[Records that describe figures]

▬▬▬▬▬▬▬▬▬▬

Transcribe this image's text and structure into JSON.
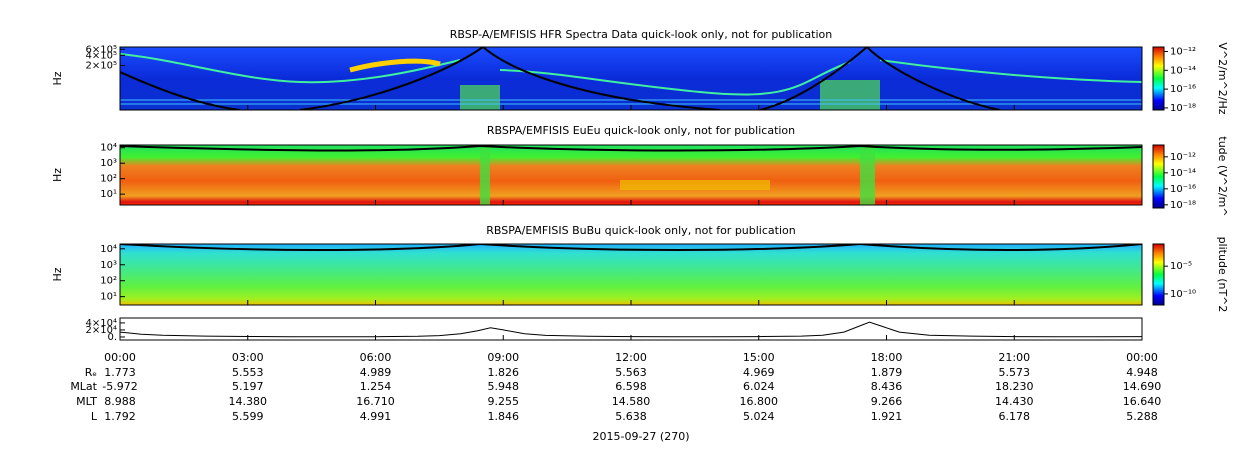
{
  "chart_data": [
    {
      "type": "spectrogram",
      "title": "RBSP-A/EMFISIS  HFR Spectra Data quick-look only, not for publication",
      "ylabel": "Hz",
      "log": true,
      "ylim": [
        10000,
        700000
      ],
      "yticks": [
        {
          "value": 200000,
          "label": "2×10⁵"
        },
        {
          "value": 400000,
          "label": "4×10⁵"
        },
        {
          "value": 600000,
          "label": "6×10⁵"
        }
      ],
      "colorbar": {
        "label": "V^2/m^2/Hz",
        "lim": [
          6e-19,
          3e-12
        ],
        "ticks": [
          {
            "value": 1e-12,
            "label": "10⁻¹²"
          },
          {
            "value": 1e-14,
            "label": "10⁻¹⁴"
          },
          {
            "value": 1e-16,
            "label": "10⁻¹⁶"
          },
          {
            "value": 1e-18,
            "label": "10⁻¹⁸"
          }
        ]
      }
    },
    {
      "type": "spectrogram",
      "title": "RBSPA/EMFISIS  EuEu quick-look only, not for publication",
      "ylabel": "Hz",
      "log": true,
      "ylim": [
        2,
        15000
      ],
      "yticks": [
        {
          "value": 10,
          "label": "10¹"
        },
        {
          "value": 100,
          "label": "10²"
        },
        {
          "value": 1000,
          "label": "10³"
        },
        {
          "value": 10000,
          "label": "10⁴"
        }
      ],
      "colorbar": {
        "label": "tude (V^2/m^",
        "lim": [
          4e-19,
          3e-11
        ],
        "ticks": [
          {
            "value": 1e-12,
            "label": "10⁻¹²"
          },
          {
            "value": 1e-14,
            "label": "10⁻¹⁴"
          },
          {
            "value": 1e-16,
            "label": "10⁻¹⁶"
          },
          {
            "value": 1e-18,
            "label": "10⁻¹⁸"
          }
        ]
      }
    },
    {
      "type": "spectrogram",
      "title": "RBSPA/EMFISIS  BuBu quick-look only, not for publication",
      "ylabel": "Hz",
      "log": true,
      "ylim": [
        3,
        20000
      ],
      "yticks": [
        {
          "value": 10,
          "label": "10¹"
        },
        {
          "value": 100,
          "label": "10²"
        },
        {
          "value": 1000,
          "label": "10³"
        },
        {
          "value": 10000,
          "label": "10⁴"
        }
      ],
      "colorbar": {
        "label": "plitude (nT^2",
        "lim": [
          1e-12,
          0.1
        ],
        "ticks": [
          {
            "value": 1e-05,
            "label": "10⁻⁵"
          },
          {
            "value": 1e-10,
            "label": "10⁻¹⁰"
          }
        ]
      }
    },
    {
      "type": "line",
      "color": "#000000",
      "x": [
        0,
        0.5,
        1,
        2,
        3,
        4,
        5,
        6,
        7,
        7.5,
        8,
        8.4,
        8.7,
        9,
        9.5,
        10,
        11,
        12,
        13,
        14,
        15,
        16,
        16.5,
        17,
        17.3,
        17.6,
        17.9,
        18.3,
        19,
        20,
        21,
        22,
        23,
        24
      ],
      "values": [
        14000,
        8000,
        5000,
        2500,
        1500,
        800,
        600,
        800,
        2000,
        4000,
        9000,
        18000,
        26000,
        20000,
        9000,
        4500,
        2000,
        1000,
        600,
        600,
        1000,
        2500,
        5000,
        14000,
        28000,
        42000,
        30000,
        14000,
        5000,
        2500,
        1200,
        700,
        800,
        1200
      ],
      "ylim": [
        -8600,
        54000
      ],
      "yticks": [
        {
          "value": 0,
          "label": "0."
        },
        {
          "value": 20000,
          "label": "2×10⁴"
        },
        {
          "value": 40000,
          "label": "4×10⁴"
        }
      ],
      "xlim": [
        0,
        24
      ],
      "xticks": [
        {
          "value": 0,
          "label": "00:00"
        },
        {
          "value": 3,
          "label": "03:00"
        },
        {
          "value": 6,
          "label": "06:00"
        },
        {
          "value": 9,
          "label": "09:00"
        },
        {
          "value": 12,
          "label": "12:00"
        },
        {
          "value": 15,
          "label": "15:00"
        },
        {
          "value": 18,
          "label": "18:00"
        },
        {
          "value": 21,
          "label": "21:00"
        },
        {
          "value": 24,
          "label": "00:00"
        }
      ],
      "xlabel": "2015-09-27 (270)"
    }
  ],
  "ephemeris": {
    "rows": [
      {
        "label": "Rₑ",
        "values": [
          "1.773",
          "5.553",
          "4.989",
          "1.826",
          "5.563",
          "4.969",
          "1.879",
          "5.573",
          "4.948"
        ]
      },
      {
        "label": "MLat",
        "values": [
          "-5.972",
          "5.197",
          "1.254",
          "5.948",
          "6.598",
          "6.024",
          "8.436",
          "18.230",
          "14.690"
        ]
      },
      {
        "label": "MLT",
        "values": [
          "8.988",
          "14.380",
          "16.710",
          "9.255",
          "14.580",
          "16.800",
          "9.266",
          "14.430",
          "16.640"
        ]
      },
      {
        "label": "L",
        "values": [
          "1.792",
          "5.599",
          "4.991",
          "1.846",
          "5.638",
          "5.024",
          "1.921",
          "6.178",
          "5.288"
        ]
      }
    ]
  }
}
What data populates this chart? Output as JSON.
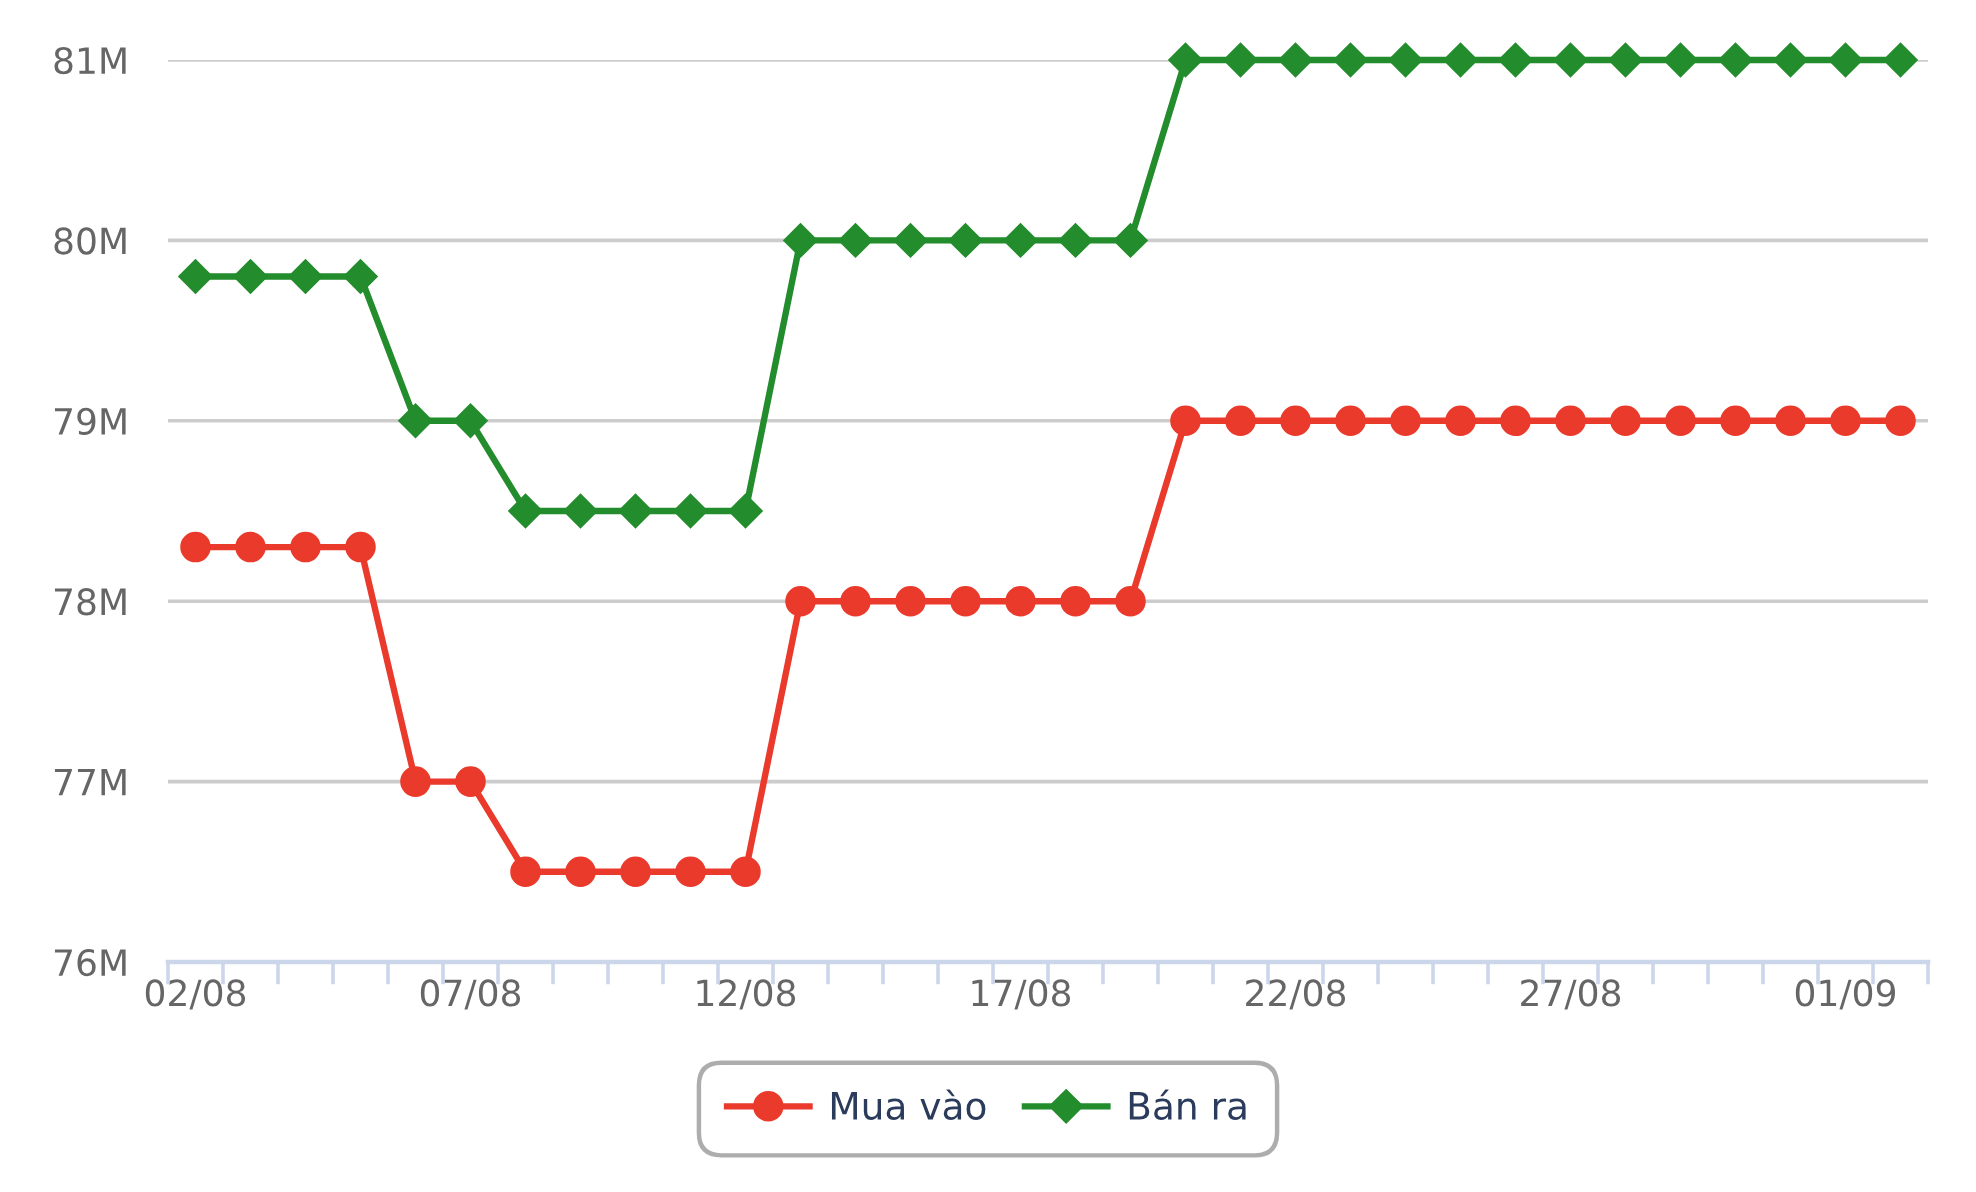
{
  "chart_data": {
    "type": "line",
    "categories": [
      "02/08",
      null,
      null,
      null,
      null,
      "07/08",
      null,
      null,
      null,
      null,
      "12/08",
      null,
      null,
      null,
      null,
      "17/08",
      null,
      null,
      null,
      null,
      "22/08",
      null,
      null,
      null,
      null,
      "27/08",
      null,
      null,
      null,
      null,
      "01/09",
      null
    ],
    "series": [
      {
        "name": "Mua vào",
        "color": "#ea3a2c",
        "marker": "circle",
        "values": [
          78.3,
          78.3,
          78.3,
          78.3,
          77,
          77,
          76.5,
          76.5,
          76.5,
          76.5,
          76.5,
          78,
          78,
          78,
          78,
          78,
          78,
          78,
          79,
          79,
          79,
          79,
          79,
          79,
          79,
          79,
          79,
          79,
          79,
          79,
          79,
          79
        ]
      },
      {
        "name": "Bán ra",
        "color": "#238c2c",
        "marker": "diamond",
        "values": [
          79.8,
          79.8,
          79.8,
          79.8,
          79,
          79,
          78.5,
          78.5,
          78.5,
          78.5,
          78.5,
          80,
          80,
          80,
          80,
          80,
          80,
          80,
          81,
          81,
          81,
          81,
          81,
          81,
          81,
          81,
          81,
          81,
          81,
          81,
          81,
          81
        ]
      }
    ],
    "ylim": [
      76,
      81
    ],
    "yticks": [
      {
        "value": 76,
        "label": "76M"
      },
      {
        "value": 77,
        "label": "77M"
      },
      {
        "value": 78,
        "label": "78M"
      },
      {
        "value": 79,
        "label": "79M"
      },
      {
        "value": 80,
        "label": "80M"
      },
      {
        "value": 81,
        "label": "81M"
      }
    ],
    "grid": "y",
    "legend": "bottom",
    "line_style": "solid"
  }
}
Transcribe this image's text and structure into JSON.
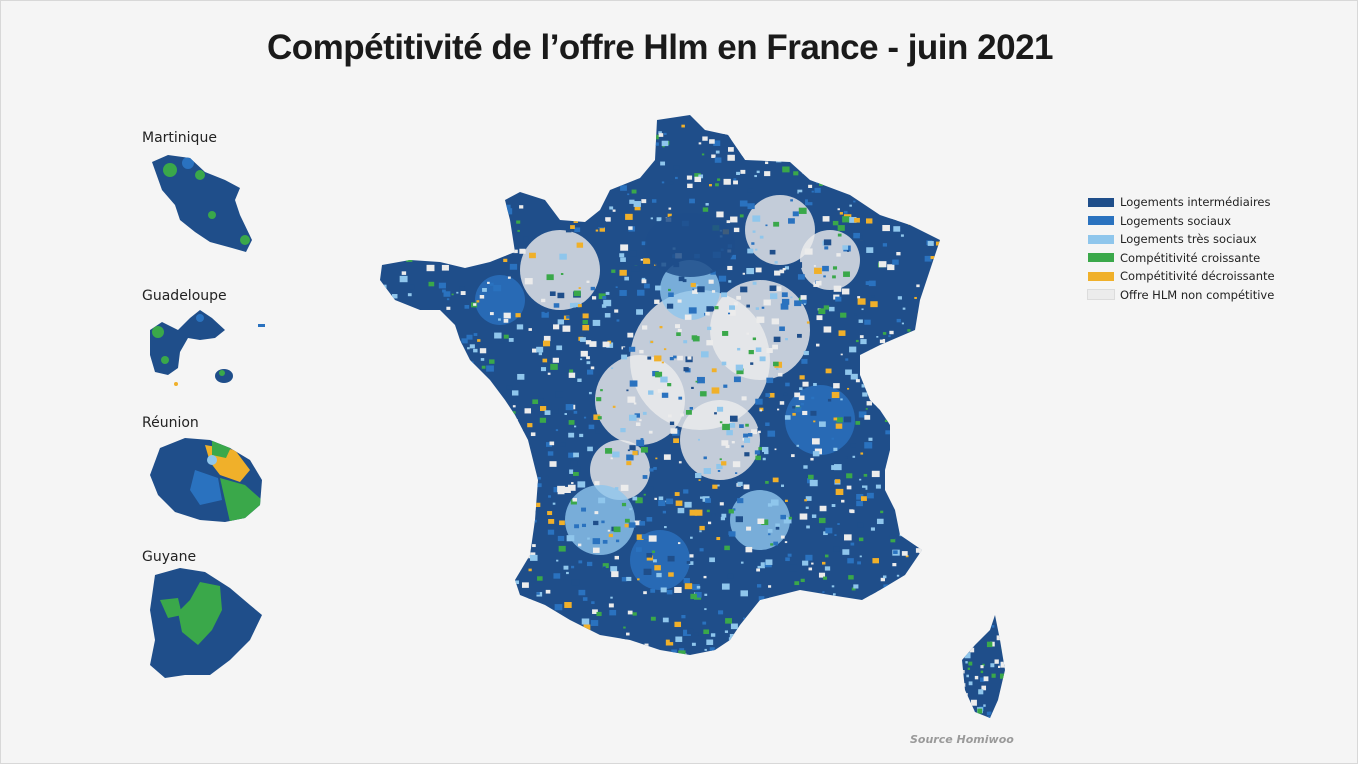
{
  "title": "Compétitivité de l’offre Hlm en France - juin 2021",
  "overseas": [
    {
      "label": "Martinique"
    },
    {
      "label": "Guadeloupe"
    },
    {
      "label": "Réunion"
    },
    {
      "label": "Guyane"
    }
  ],
  "legend": [
    {
      "label": "Logements intermédiaires",
      "color": "#1f4e8a"
    },
    {
      "label": "Logements sociaux",
      "color": "#2a72bf"
    },
    {
      "label": "Logements très sociaux",
      "color": "#8fc6ec"
    },
    {
      "label": "Compétitivité croissante",
      "color": "#3aa84a"
    },
    {
      "label": "Compétitivité décroissante",
      "color": "#f0b02a"
    },
    {
      "label": "Offre HLM non compétitive",
      "color": "#ececec"
    }
  ],
  "source": "Source Homiwoo"
}
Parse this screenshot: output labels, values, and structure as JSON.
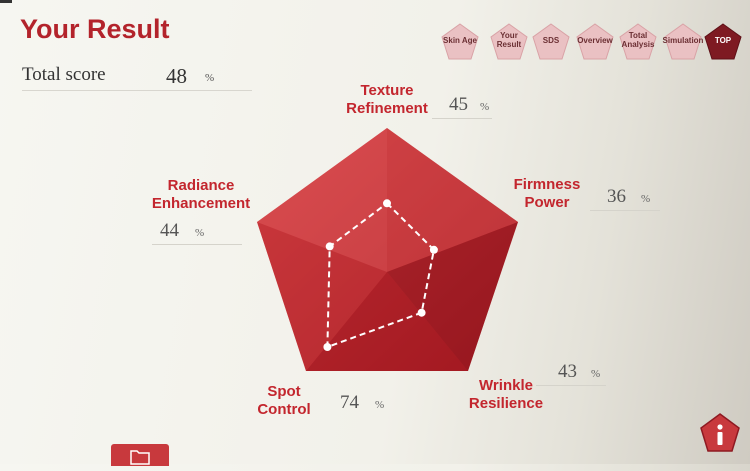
{
  "header": {
    "title": "Your Result"
  },
  "total": {
    "label": "Total score",
    "value": "48",
    "unit": "%"
  },
  "nav": [
    {
      "label": "Skin Age",
      "active": false
    },
    {
      "label": "Your\nResult",
      "active": false
    },
    {
      "label": "SDS",
      "active": false
    },
    {
      "label": "Overview",
      "active": false
    },
    {
      "label": "Total\nAnalysis",
      "active": false
    },
    {
      "label": "Simulation",
      "active": false
    },
    {
      "label": "TOP",
      "active": true
    }
  ],
  "chart_data": {
    "type": "radar",
    "axes": [
      {
        "label": "Texture\nRefinement",
        "value": 45,
        "unit": "%"
      },
      {
        "label": "Firmness\nPower",
        "value": 36,
        "unit": "%"
      },
      {
        "label": "Wrinkle\nResilience",
        "value": 43,
        "unit": "%"
      },
      {
        "label": "Spot\nControl",
        "value": 74,
        "unit": "%"
      },
      {
        "label": "Radiance\nEnhancement",
        "value": 44,
        "unit": "%"
      }
    ],
    "range": [
      0,
      100
    ]
  },
  "icons": {
    "folder": "folder-icon",
    "info": "info-icon"
  },
  "colors": {
    "accent": "#b3232b",
    "pentagon": "#c0242c",
    "dark": "#8e1a22"
  }
}
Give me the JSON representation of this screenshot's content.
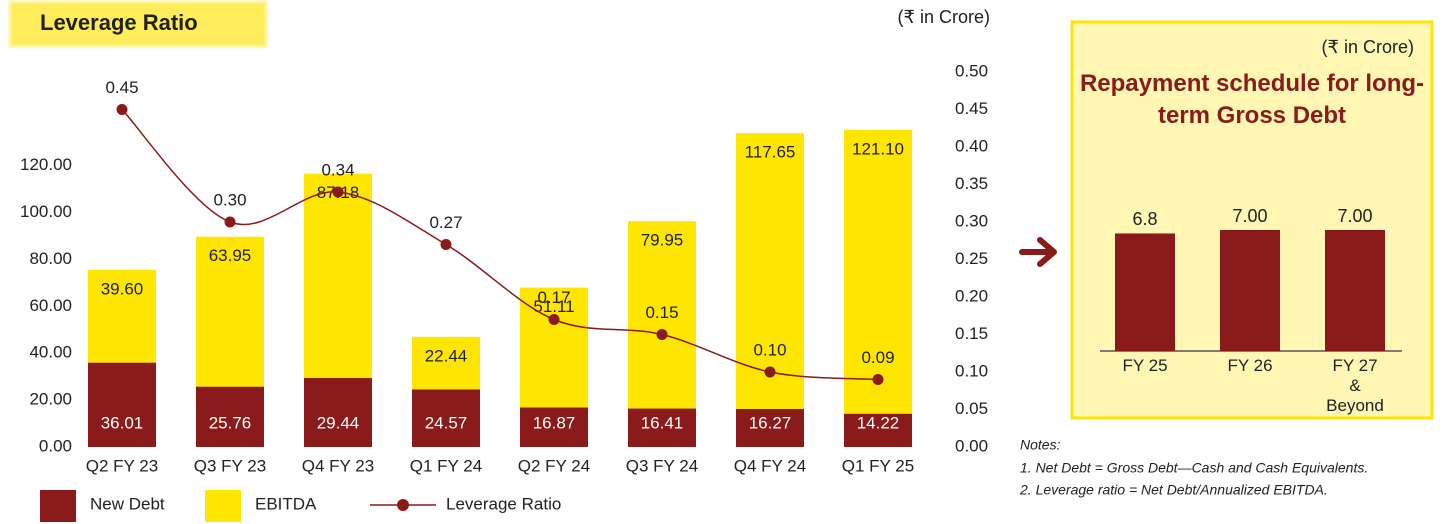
{
  "chart_data": [
    {
      "type": "bar",
      "stacked": true,
      "title": "Leverage Ratio",
      "unit": "(₹ in Crore)",
      "categories": [
        "Q2 FY 23",
        "Q3 FY 23",
        "Q4 FY 23",
        "Q1 FY 24",
        "Q2 FY 24",
        "Q3 FY 24",
        "Q4 FY 24",
        "Q1 FY 25"
      ],
      "series": [
        {
          "name": "New Debt",
          "color": "#8b1a1a",
          "values": [
            36.01,
            25.76,
            29.44,
            24.57,
            16.87,
            16.41,
            16.27,
            14.22
          ],
          "value_labels": [
            "36.01",
            "25.76",
            "29.44",
            "24.57",
            "16.87",
            "16.41",
            "16.27",
            "14.22"
          ]
        },
        {
          "name": "EBITDA",
          "color": "#ffe600",
          "values": [
            39.6,
            63.95,
            87.18,
            22.44,
            51.11,
            79.95,
            117.65,
            121.1
          ],
          "value_labels": [
            "39.60",
            "63.95",
            "87.18",
            "22.44",
            "51.11",
            "79.95",
            "117.65",
            "121.10"
          ]
        },
        {
          "name": "Leverage Ratio",
          "color": "#8b1a1a",
          "type": "line",
          "axis": "y2",
          "values": [
            0.45,
            0.3,
            0.34,
            0.27,
            0.17,
            0.15,
            0.1,
            0.09
          ],
          "value_labels": [
            "0.45",
            "0.30",
            "0.34",
            "0.27",
            "0.17",
            "0.15",
            "0.10",
            "0.09"
          ]
        }
      ],
      "ylim": [
        0,
        160
      ],
      "yticks": [
        {
          "value": 0,
          "label": "0.00"
        },
        {
          "value": 20,
          "label": "20.00"
        },
        {
          "value": 40,
          "label": "40.00"
        },
        {
          "value": 60,
          "label": "60.00"
        },
        {
          "value": 80,
          "label": "80.00"
        },
        {
          "value": 100,
          "label": "100.00"
        },
        {
          "value": 120,
          "label": "120.00"
        }
      ],
      "y2lim": [
        0,
        0.5
      ],
      "y2ticks": [
        {
          "value": 0,
          "label": "0.00"
        },
        {
          "value": 0.05,
          "label": "0.05"
        },
        {
          "value": 0.1,
          "label": "0.10"
        },
        {
          "value": 0.15,
          "label": "0.15"
        },
        {
          "value": 0.2,
          "label": "0.20"
        },
        {
          "value": 0.25,
          "label": "0.25"
        },
        {
          "value": 0.3,
          "label": "0.30"
        },
        {
          "value": 0.35,
          "label": "0.35"
        },
        {
          "value": 0.4,
          "label": "0.40"
        },
        {
          "value": 0.45,
          "label": "0.45"
        },
        {
          "value": 0.5,
          "label": "0.50"
        }
      ],
      "legend": "bottom"
    },
    {
      "type": "bar",
      "title": "Repayment schedule for long-term Gross Debt",
      "unit": "(₹ in Crore)",
      "categories": [
        "FY 25",
        "FY 26",
        "FY 27 & Beyond"
      ],
      "values": [
        6.8,
        7.0,
        7.0
      ],
      "value_labels": [
        "6.8",
        "7.00",
        "7.00"
      ],
      "color": "#8b1a1a"
    }
  ],
  "notes": {
    "heading": "Notes:",
    "items": [
      "1. Net Debt = Gross Debt—Cash and Cash Equivalents.",
      "2. Leverage ratio = Net Debt/Annualized EBITDA."
    ]
  }
}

▬▬▬▬▬▬▬▬▬▬

Pull out each line holding the string "Your".

    "title": "Your Result"
      "label": "Your\nResult",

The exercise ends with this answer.